- _JOB_
Extract every line of the material below and reproduce it faithfully.

Stored data entries:
↓

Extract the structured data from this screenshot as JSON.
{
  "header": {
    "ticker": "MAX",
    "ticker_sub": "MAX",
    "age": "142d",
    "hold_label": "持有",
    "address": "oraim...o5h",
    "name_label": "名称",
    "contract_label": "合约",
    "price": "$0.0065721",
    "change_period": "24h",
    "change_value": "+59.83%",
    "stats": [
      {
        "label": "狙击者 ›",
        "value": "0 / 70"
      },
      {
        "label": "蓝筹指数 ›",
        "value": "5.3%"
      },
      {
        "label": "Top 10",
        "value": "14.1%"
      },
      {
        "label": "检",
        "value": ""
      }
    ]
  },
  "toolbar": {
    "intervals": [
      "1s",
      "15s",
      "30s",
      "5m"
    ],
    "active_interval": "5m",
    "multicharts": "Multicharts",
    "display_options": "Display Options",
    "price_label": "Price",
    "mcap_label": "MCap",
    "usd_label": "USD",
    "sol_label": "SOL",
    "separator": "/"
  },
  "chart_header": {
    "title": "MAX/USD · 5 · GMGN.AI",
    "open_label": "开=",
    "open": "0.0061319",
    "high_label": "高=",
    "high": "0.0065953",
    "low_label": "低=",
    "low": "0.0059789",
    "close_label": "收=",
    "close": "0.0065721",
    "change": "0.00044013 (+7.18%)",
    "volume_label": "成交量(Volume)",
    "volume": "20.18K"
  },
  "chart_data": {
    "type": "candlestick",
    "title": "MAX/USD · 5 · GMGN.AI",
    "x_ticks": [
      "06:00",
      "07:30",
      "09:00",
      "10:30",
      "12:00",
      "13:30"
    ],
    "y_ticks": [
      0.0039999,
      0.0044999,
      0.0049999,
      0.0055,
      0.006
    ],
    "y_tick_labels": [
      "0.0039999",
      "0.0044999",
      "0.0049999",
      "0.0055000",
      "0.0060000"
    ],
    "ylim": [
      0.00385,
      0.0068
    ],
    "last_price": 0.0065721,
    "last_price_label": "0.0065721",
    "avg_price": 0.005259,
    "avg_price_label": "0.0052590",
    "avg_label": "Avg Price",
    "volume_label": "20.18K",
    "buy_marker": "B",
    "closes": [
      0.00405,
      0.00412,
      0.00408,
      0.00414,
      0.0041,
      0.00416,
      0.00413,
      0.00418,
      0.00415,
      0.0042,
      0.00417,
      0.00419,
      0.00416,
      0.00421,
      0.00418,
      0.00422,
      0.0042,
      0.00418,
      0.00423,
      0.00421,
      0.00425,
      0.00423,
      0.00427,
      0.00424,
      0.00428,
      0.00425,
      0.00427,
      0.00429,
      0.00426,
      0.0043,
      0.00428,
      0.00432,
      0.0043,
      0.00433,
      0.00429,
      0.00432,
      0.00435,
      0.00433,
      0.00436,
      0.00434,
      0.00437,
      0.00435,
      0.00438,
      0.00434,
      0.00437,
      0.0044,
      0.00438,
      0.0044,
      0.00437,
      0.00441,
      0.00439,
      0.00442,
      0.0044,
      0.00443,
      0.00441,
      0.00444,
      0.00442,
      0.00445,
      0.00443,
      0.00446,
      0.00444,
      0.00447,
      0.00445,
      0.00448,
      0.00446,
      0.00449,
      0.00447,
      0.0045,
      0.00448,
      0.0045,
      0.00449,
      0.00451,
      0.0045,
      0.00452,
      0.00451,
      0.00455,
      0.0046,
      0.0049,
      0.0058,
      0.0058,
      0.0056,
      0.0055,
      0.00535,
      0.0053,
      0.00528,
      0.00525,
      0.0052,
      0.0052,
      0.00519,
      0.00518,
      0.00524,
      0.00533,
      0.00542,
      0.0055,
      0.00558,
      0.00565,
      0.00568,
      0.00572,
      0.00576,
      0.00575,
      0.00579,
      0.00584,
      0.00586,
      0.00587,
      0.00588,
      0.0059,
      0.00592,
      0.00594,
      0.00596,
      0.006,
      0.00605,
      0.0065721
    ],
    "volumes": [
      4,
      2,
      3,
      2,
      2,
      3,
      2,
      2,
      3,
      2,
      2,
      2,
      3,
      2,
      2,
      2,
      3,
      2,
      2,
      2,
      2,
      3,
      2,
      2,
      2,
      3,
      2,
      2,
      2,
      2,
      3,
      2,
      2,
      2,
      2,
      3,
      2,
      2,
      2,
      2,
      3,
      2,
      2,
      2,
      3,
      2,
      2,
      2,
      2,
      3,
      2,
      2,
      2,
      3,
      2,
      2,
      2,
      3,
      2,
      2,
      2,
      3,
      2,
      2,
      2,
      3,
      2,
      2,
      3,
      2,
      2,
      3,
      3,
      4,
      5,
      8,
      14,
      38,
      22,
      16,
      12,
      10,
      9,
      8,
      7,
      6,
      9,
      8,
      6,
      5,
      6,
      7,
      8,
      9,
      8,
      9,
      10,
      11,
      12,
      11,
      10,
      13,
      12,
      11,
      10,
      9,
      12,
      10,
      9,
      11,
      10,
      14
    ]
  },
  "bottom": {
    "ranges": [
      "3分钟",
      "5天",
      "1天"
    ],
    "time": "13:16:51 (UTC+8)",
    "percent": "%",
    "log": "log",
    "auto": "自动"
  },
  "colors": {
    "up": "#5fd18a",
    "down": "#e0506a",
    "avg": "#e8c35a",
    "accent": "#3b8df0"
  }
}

↑

- _SOLVED PROBLEM_
Extract the structured data from this screenshot as JSON.
{
  "header": {
    "ticker": "MAX",
    "ticker_sub": "MAX",
    "age": "142d",
    "hold_label": "持有",
    "address": "oraim...o5h",
    "name_label": "名称",
    "contract_label": "合约",
    "price": "$0.0065721",
    "change_period": "24h",
    "change_value": "+59.83%",
    "stats": [
      {
        "label": "狙击者 ›",
        "value": "0 / 70"
      },
      {
        "label": "蓝筹指数 ›",
        "value": "5.3%"
      },
      {
        "label": "Top 10",
        "value": "14.1%"
      },
      {
        "label": "检",
        "value": ""
      }
    ]
  },
  "toolbar": {
    "intervals": [
      "1s",
      "15s",
      "30s",
      "5m"
    ],
    "active_interval": "5m",
    "multicharts": "Multicharts",
    "display_options": "Display Options",
    "price_label": "Price",
    "mcap_label": "MCap",
    "usd_label": "USD",
    "sol_label": "SOL",
    "separator": "/"
  },
  "chart_header": {
    "title": "MAX/USD · 5 · GMGN.AI",
    "open_label": "开=",
    "open": "0.0061319",
    "high_label": "高=",
    "high": "0.0065953",
    "low_label": "低=",
    "low": "0.0059789",
    "close_label": "收=",
    "close": "0.0065721",
    "change": "0.00044013 (+7.18%)",
    "volume_label": "成交量(Volume)",
    "volume": "20.18K"
  },
  "chart_data": {
    "type": "candlestick",
    "title": "MAX/USD · 5 · GMGN.AI",
    "x_ticks": [
      "06:00",
      "07:30",
      "09:00",
      "10:30",
      "12:00",
      "13:30"
    ],
    "y_ticks": [
      0.0039999,
      0.0044999,
      0.0049999,
      0.0055,
      0.006
    ],
    "y_tick_labels": [
      "0.0039999",
      "0.0044999",
      "0.0049999",
      "0.0055000",
      "0.0060000"
    ],
    "ylim": [
      0.00385,
      0.0068
    ],
    "last_price": 0.0065721,
    "last_price_label": "0.0065721",
    "avg_price": 0.005259,
    "avg_price_label": "0.0052590",
    "avg_label": "Avg Price",
    "volume_label": "20.18K",
    "buy_marker": "B",
    "closes": [
      0.00405,
      0.00412,
      0.00408,
      0.00414,
      0.0041,
      0.00416,
      0.00413,
      0.00418,
      0.00415,
      0.0042,
      0.00417,
      0.00419,
      0.00416,
      0.00421,
      0.00418,
      0.00422,
      0.0042,
      0.00418,
      0.00423,
      0.00421,
      0.00425,
      0.00423,
      0.00427,
      0.00424,
      0.00428,
      0.00425,
      0.00427,
      0.00429,
      0.00426,
      0.0043,
      0.00428,
      0.00432,
      0.0043,
      0.00433,
      0.00429,
      0.00432,
      0.00435,
      0.00433,
      0.00436,
      0.00434,
      0.00437,
      0.00435,
      0.00438,
      0.00434,
      0.00437,
      0.0044,
      0.00438,
      0.0044,
      0.00437,
      0.00441,
      0.00439,
      0.00442,
      0.0044,
      0.00443,
      0.00441,
      0.00444,
      0.00442,
      0.00445,
      0.00443,
      0.00446,
      0.00444,
      0.00447,
      0.00445,
      0.00448,
      0.00446,
      0.00449,
      0.00447,
      0.0045,
      0.00448,
      0.0045,
      0.00449,
      0.00451,
      0.0045,
      0.00452,
      0.00451,
      0.00455,
      0.0046,
      0.0049,
      0.0058,
      0.0058,
      0.0056,
      0.0055,
      0.00535,
      0.0053,
      0.00528,
      0.00525,
      0.0052,
      0.0052,
      0.00519,
      0.00518,
      0.00524,
      0.00533,
      0.00542,
      0.0055,
      0.00558,
      0.00565,
      0.00568,
      0.00572,
      0.00576,
      0.00575,
      0.00579,
      0.00584,
      0.00586,
      0.00587,
      0.00588,
      0.0059,
      0.00592,
      0.00594,
      0.00596,
      0.006,
      0.00605,
      0.0065721
    ],
    "volumes": [
      4,
      2,
      3,
      2,
      2,
      3,
      2,
      2,
      3,
      2,
      2,
      2,
      3,
      2,
      2,
      2,
      3,
      2,
      2,
      2,
      2,
      3,
      2,
      2,
      2,
      3,
      2,
      2,
      2,
      2,
      3,
      2,
      2,
      2,
      2,
      3,
      2,
      2,
      2,
      2,
      3,
      2,
      2,
      2,
      3,
      2,
      2,
      2,
      2,
      3,
      2,
      2,
      2,
      3,
      2,
      2,
      2,
      3,
      2,
      2,
      2,
      3,
      2,
      2,
      2,
      3,
      2,
      2,
      3,
      2,
      2,
      3,
      3,
      4,
      5,
      8,
      14,
      38,
      22,
      16,
      12,
      10,
      9,
      8,
      7,
      6,
      9,
      8,
      6,
      5,
      6,
      7,
      8,
      9,
      8,
      9,
      10,
      11,
      12,
      11,
      10,
      13,
      12,
      11,
      10,
      9,
      12,
      10,
      9,
      11,
      10,
      14
    ]
  },
  "bottom": {
    "ranges": [
      "3分钟",
      "5天",
      "1天"
    ],
    "time": "13:16:51 (UTC+8)",
    "percent": "%",
    "log": "log",
    "auto": "自动"
  },
  "colors": {
    "up": "#5fd18a",
    "down": "#e0506a",
    "avg": "#e8c35a",
    "accent": "#3b8df0"
  }
}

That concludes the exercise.